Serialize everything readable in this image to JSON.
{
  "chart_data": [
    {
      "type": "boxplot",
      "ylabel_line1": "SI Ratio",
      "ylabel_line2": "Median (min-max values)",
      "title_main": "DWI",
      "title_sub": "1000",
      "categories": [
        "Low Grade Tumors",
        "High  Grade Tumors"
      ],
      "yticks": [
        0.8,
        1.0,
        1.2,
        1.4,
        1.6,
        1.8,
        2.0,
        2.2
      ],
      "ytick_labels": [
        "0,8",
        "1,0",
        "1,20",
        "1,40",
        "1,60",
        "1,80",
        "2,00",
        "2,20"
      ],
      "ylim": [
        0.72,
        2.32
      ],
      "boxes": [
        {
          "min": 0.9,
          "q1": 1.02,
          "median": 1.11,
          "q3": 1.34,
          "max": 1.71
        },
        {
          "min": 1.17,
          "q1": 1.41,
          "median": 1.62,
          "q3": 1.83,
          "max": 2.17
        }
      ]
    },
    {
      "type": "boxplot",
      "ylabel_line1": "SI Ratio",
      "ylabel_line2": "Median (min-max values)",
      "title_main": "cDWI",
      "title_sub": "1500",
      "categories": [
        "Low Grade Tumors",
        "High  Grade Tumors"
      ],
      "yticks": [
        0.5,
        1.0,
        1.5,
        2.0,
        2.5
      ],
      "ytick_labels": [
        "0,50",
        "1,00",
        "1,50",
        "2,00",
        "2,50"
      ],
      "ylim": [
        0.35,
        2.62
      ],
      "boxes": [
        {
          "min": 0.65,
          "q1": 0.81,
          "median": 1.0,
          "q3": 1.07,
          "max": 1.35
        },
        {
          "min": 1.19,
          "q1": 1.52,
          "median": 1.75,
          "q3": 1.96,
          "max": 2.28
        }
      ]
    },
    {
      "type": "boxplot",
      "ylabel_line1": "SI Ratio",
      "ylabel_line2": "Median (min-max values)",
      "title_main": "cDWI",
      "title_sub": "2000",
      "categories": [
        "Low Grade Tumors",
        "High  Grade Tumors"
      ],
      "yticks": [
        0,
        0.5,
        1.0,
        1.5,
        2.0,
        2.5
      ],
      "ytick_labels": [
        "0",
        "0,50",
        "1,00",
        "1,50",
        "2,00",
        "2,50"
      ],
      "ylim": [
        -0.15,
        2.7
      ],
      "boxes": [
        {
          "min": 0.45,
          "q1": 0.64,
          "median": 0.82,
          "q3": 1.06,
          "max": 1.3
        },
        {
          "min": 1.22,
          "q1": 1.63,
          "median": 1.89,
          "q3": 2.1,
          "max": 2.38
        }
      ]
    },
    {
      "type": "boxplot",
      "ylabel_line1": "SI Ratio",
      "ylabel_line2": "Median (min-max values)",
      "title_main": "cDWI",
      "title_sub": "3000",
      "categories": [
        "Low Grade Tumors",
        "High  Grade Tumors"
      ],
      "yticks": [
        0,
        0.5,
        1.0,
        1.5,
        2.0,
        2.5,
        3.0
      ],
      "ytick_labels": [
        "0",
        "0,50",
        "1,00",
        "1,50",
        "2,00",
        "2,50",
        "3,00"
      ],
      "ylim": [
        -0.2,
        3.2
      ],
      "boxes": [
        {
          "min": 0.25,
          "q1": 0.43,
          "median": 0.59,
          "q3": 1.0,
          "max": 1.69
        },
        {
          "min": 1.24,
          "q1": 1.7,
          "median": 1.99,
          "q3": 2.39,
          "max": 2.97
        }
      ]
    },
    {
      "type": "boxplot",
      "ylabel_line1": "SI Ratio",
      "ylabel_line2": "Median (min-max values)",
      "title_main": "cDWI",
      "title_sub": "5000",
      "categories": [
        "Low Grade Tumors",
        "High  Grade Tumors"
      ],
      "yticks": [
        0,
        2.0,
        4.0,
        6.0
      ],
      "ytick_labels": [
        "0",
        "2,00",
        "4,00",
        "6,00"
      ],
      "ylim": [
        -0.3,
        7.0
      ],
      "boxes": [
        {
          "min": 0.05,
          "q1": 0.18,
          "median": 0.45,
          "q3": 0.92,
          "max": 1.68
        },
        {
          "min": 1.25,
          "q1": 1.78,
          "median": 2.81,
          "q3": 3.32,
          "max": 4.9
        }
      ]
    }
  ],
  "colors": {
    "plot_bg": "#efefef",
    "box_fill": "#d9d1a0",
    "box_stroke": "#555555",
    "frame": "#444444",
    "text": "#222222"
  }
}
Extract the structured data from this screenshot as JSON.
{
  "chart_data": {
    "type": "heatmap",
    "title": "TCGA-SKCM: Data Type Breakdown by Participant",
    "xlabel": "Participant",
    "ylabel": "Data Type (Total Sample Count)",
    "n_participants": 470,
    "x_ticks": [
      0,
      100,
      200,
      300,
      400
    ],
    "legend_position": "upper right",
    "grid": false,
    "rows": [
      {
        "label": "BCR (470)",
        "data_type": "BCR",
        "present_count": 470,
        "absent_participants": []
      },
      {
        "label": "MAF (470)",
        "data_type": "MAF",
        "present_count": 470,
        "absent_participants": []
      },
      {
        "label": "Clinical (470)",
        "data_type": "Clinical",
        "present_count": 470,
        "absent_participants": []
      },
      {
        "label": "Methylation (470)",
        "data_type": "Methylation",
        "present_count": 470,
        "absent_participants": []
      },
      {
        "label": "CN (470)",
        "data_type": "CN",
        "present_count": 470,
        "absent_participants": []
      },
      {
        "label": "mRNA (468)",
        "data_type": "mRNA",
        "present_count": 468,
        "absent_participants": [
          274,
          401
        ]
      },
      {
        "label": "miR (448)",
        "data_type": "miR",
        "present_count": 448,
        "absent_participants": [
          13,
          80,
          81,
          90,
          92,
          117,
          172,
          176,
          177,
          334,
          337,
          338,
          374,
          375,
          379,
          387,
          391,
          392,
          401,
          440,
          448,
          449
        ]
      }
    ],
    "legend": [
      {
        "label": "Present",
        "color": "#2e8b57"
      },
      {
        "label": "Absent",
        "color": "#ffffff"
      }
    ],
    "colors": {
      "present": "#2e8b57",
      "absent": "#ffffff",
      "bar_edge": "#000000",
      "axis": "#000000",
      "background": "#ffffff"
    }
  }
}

━━━━━━

[The task] Nothing in the records should be left out; write all of them out again exactly.

[Answer area]
Serialize everything readable in this image to JSON.
{
  "chart_data": [
    {
      "type": "boxplot",
      "ylabel_line1": "SI Ratio",
      "ylabel_line2": "Median (min-max values)",
      "title_main": "DWI",
      "title_sub": "1000",
      "categories": [
        "Low Grade Tumors",
        "High  Grade Tumors"
      ],
      "yticks": [
        0.8,
        1.0,
        1.2,
        1.4,
        1.6,
        1.8,
        2.0,
        2.2
      ],
      "ytick_labels": [
        "0,8",
        "1,0",
        "1,20",
        "1,40",
        "1,60",
        "1,80",
        "2,00",
        "2,20"
      ],
      "ylim": [
        0.72,
        2.32
      ],
      "boxes": [
        {
          "min": 0.9,
          "q1": 1.02,
          "median": 1.11,
          "q3": 1.34,
          "max": 1.71
        },
        {
          "min": 1.17,
          "q1": 1.41,
          "median": 1.62,
          "q3": 1.83,
          "max": 2.17
        }
      ]
    },
    {
      "type": "boxplot",
      "ylabel_line1": "SI Ratio",
      "ylabel_line2": "Median (min-max values)",
      "title_main": "cDWI",
      "title_sub": "1500",
      "categories": [
        "Low Grade Tumors",
        "High  Grade Tumors"
      ],
      "yticks": [
        0.5,
        1.0,
        1.5,
        2.0,
        2.5
      ],
      "ytick_labels": [
        "0,50",
        "1,00",
        "1,50",
        "2,00",
        "2,50"
      ],
      "ylim": [
        0.35,
        2.62
      ],
      "boxes": [
        {
          "min": 0.65,
          "q1": 0.81,
          "median": 1.0,
          "q3": 1.07,
          "max": 1.35
        },
        {
          "min": 1.19,
          "q1": 1.52,
          "median": 1.75,
          "q3": 1.96,
          "max": 2.28
        }
      ]
    },
    {
      "type": "boxplot",
      "ylabel_line1": "SI Ratio",
      "ylabel_line2": "Median (min-max values)",
      "title_main": "cDWI",
      "title_sub": "2000",
      "categories": [
        "Low Grade Tumors",
        "High  Grade Tumors"
      ],
      "yticks": [
        0,
        0.5,
        1.0,
        1.5,
        2.0,
        2.5
      ],
      "ytick_labels": [
        "0",
        "0,50",
        "1,00",
        "1,50",
        "2,00",
        "2,50"
      ],
      "ylim": [
        -0.15,
        2.7
      ],
      "boxes": [
        {
          "min": 0.45,
          "q1": 0.64,
          "median": 0.82,
          "q3": 1.06,
          "max": 1.3
        },
        {
          "min": 1.22,
          "q1": 1.63,
          "median": 1.89,
          "q3": 2.1,
          "max": 2.38
        }
      ]
    },
    {
      "type": "boxplot",
      "ylabel_line1": "SI Ratio",
      "ylabel_line2": "Median (min-max values)",
      "title_main": "cDWI",
      "title_sub": "3000",
      "categories": [
        "Low Grade Tumors",
        "High  Grade Tumors"
      ],
      "yticks": [
        0,
        0.5,
        1.0,
        1.5,
        2.0,
        2.5,
        3.0
      ],
      "ytick_labels": [
        "0",
        "0,50",
        "1,00",
        "1,50",
        "2,00",
        "2,50",
        "3,00"
      ],
      "ylim": [
        -0.2,
        3.2
      ],
      "boxes": [
        {
          "min": 0.25,
          "q1": 0.43,
          "median": 0.59,
          "q3": 1.0,
          "max": 1.69
        },
        {
          "min": 1.24,
          "q1": 1.7,
          "median": 1.99,
          "q3": 2.39,
          "max": 2.97
        }
      ]
    },
    {
      "type": "boxplot",
      "ylabel_line1": "SI Ratio",
      "ylabel_line2": "Median (min-max values)",
      "title_main": "cDWI",
      "title_sub": "5000",
      "categories": [
        "Low Grade Tumors",
        "High  Grade Tumors"
      ],
      "yticks": [
        0,
        2.0,
        4.0,
        6.0
      ],
      "ytick_labels": [
        "0",
        "2,00",
        "4,00",
        "6,00"
      ],
      "ylim": [
        -0.3,
        7.0
      ],
      "boxes": [
        {
          "min": 0.05,
          "q1": 0.18,
          "median": 0.45,
          "q3": 0.92,
          "max": 1.68
        },
        {
          "min": 1.25,
          "q1": 1.78,
          "median": 2.81,
          "q3": 3.32,
          "max": 4.9
        }
      ]
    }
  ],
  "colors": {
    "plot_bg": "#efefef",
    "box_fill": "#d9d1a0",
    "box_stroke": "#555555",
    "frame": "#444444",
    "text": "#222222"
  }
}
Extract the structured data from this screenshot as JSON.
{
  "chart_data": {
    "type": "heatmap",
    "title": "TCGA-SKCM: Data Type Breakdown by Participant",
    "xlabel": "Participant",
    "ylabel": "Data Type (Total Sample Count)",
    "n_participants": 470,
    "x_ticks": [
      0,
      100,
      200,
      300,
      400
    ],
    "legend_position": "upper right",
    "grid": false,
    "rows": [
      {
        "label": "BCR (470)",
        "data_type": "BCR",
        "present_count": 470,
        "absent_participants": []
      },
      {
        "label": "MAF (470)",
        "data_type": "MAF",
        "present_count": 470,
        "absent_participants": []
      },
      {
        "label": "Clinical (470)",
        "data_type": "Clinical",
        "present_count": 470,
        "absent_participants": []
      },
      {
        "label": "Methylation (470)",
        "data_type": "Methylation",
        "present_count": 470,
        "absent_participants": []
      },
      {
        "label": "CN (470)",
        "data_type": "CN",
        "present_count": 470,
        "absent_participants": []
      },
      {
        "label": "mRNA (468)",
        "data_type": "mRNA",
        "present_count": 468,
        "absent_participants": [
          274,
          401
        ]
      },
      {
        "label": "miR (448)",
        "data_type": "miR",
        "present_count": 448,
        "absent_participants": [
          13,
          80,
          81,
          90,
          92,
          117,
          172,
          176,
          177,
          334,
          337,
          338,
          374,
          375,
          379,
          387,
          391,
          392,
          401,
          440,
          448,
          449
        ]
      }
    ],
    "legend": [
      {
        "label": "Present",
        "color": "#2e8b57"
      },
      {
        "label": "Absent",
        "color": "#ffffff"
      }
    ],
    "colors": {
      "present": "#2e8b57",
      "absent": "#ffffff",
      "bar_edge": "#000000",
      "axis": "#000000",
      "background": "#ffffff"
    }
  }
}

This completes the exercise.